◆ **TASK DESCRIPTION**
In the data below, locate each line with the word "硕士及以上" and list it.
· · ·
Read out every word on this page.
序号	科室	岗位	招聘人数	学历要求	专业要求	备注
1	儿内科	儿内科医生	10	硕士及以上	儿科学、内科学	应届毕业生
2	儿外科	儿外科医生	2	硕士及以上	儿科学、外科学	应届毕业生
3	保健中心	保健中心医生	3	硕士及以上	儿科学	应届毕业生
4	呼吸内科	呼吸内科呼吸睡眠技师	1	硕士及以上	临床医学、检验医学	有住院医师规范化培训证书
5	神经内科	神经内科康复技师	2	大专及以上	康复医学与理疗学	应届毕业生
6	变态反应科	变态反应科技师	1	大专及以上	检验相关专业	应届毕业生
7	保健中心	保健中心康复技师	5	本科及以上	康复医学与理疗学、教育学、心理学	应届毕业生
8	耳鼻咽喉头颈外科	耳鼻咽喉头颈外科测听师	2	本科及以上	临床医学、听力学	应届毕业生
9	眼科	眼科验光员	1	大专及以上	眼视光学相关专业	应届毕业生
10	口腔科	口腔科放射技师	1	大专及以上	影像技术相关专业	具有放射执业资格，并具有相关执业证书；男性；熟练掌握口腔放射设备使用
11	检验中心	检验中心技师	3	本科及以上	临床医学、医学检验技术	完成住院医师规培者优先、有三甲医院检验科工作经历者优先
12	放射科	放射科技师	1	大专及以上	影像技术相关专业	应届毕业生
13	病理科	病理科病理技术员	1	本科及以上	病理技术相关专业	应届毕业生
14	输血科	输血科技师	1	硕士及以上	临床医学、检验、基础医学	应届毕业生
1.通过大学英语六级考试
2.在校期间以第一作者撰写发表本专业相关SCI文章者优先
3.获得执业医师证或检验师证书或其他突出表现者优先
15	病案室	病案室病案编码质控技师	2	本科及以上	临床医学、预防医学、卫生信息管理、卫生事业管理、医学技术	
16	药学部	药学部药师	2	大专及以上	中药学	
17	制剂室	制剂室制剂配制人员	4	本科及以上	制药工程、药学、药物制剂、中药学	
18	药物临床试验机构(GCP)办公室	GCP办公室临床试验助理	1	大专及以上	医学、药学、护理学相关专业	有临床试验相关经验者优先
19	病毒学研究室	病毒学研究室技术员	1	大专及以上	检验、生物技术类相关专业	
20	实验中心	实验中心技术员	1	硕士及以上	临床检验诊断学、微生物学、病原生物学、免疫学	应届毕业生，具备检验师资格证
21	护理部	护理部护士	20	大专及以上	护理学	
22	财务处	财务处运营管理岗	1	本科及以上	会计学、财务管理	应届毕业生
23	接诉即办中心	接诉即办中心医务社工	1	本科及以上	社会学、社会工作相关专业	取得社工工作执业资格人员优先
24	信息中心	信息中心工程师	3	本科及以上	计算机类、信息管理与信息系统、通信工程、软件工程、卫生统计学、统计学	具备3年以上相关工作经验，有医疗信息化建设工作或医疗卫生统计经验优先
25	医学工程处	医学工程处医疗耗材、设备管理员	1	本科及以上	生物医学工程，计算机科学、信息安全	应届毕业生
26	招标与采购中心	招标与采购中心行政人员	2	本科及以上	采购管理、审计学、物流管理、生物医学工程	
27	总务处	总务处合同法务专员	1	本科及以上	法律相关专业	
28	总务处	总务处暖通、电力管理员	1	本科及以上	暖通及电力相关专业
· · ·
◆ **RESPONSE TO THE EXERCISE**
1	儿内科	儿内科医生	10	硕士及以上	儿科学、内科学	应届毕业生
2	儿外科	儿外科医生	2	硕士及以上	儿科学、外科学	应届毕业生
3	保健中心	保健中心医生	3	硕士及以上	儿科学	应届毕业生
4	呼吸内科	呼吸内科呼吸睡眠技师	1	硕士及以上	临床医学、检验医学	有住院医师规范化培训证书
14	输血科	输血科技师	1	硕士及以上	临床医学、检验、基础医学	应届毕业生
20	实验中心	实验中心技术员	1	硕士及以上	临床检验诊断学、微生物学、病原生物学、免疫学	应届毕业生，具备检验师资格证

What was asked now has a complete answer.